THE REQUEST:
Reproduce all of the records exactly.

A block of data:
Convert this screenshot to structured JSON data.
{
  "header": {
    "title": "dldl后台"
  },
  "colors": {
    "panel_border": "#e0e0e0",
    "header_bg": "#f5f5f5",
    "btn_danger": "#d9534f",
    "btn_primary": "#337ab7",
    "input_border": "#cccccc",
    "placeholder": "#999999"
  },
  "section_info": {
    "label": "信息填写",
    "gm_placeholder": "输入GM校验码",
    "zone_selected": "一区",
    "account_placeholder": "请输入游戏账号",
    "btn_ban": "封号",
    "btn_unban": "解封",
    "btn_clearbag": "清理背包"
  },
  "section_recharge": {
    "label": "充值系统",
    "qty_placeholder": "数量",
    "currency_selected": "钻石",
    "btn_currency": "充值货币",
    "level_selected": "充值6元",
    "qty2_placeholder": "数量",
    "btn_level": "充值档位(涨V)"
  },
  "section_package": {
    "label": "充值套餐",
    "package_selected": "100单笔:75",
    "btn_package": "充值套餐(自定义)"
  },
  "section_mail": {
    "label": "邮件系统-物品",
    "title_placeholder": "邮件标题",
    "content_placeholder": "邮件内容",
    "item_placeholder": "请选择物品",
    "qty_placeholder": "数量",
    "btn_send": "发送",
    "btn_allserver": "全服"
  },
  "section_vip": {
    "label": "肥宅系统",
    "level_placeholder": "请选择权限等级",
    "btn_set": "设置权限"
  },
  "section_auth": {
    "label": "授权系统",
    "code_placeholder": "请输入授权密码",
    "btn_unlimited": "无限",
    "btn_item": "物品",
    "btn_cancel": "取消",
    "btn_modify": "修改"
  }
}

EXERCISE ANSWER:
Convert this screenshot to structured JSON data.
{
  "header": {
    "title": "dldl后台"
  },
  "colors": {
    "panel_border": "#e0e0e0",
    "header_bg": "#f5f5f5",
    "btn_danger": "#d9534f",
    "btn_primary": "#337ab7",
    "input_border": "#cccccc",
    "placeholder": "#999999"
  },
  "section_info": {
    "label": "信息填写",
    "gm_placeholder": "输入GM校验码",
    "zone_selected": "一区",
    "account_placeholder": "请输入游戏账号",
    "btn_ban": "封号",
    "btn_unban": "解封",
    "btn_clearbag": "清理背包"
  },
  "section_recharge": {
    "label": "充值系统",
    "qty_placeholder": "数量",
    "currency_selected": "钻石",
    "btn_currency": "充值货币",
    "level_selected": "充值6元",
    "qty2_placeholder": "数量",
    "btn_level": "充值档位(涨V)"
  },
  "section_package": {
    "label": "充值套餐",
    "package_selected": "100单笔:75",
    "btn_package": "充值套餐(自定义)"
  },
  "section_mail": {
    "label": "邮件系统-物品",
    "title_placeholder": "邮件标题",
    "content_placeholder": "邮件内容",
    "item_placeholder": "请选择物品",
    "qty_placeholder": "数量",
    "btn_send": "发送",
    "btn_allserver": "全服"
  },
  "section_vip": {
    "label": "肥宅系统",
    "level_placeholder": "请选择权限等级",
    "btn_set": "设置权限"
  },
  "section_auth": {
    "label": "授权系统",
    "code_placeholder": "请输入授权密码",
    "btn_unlimited": "无限",
    "btn_item": "物品",
    "btn_cancel": "取消",
    "btn_modify": "修改"
  }
}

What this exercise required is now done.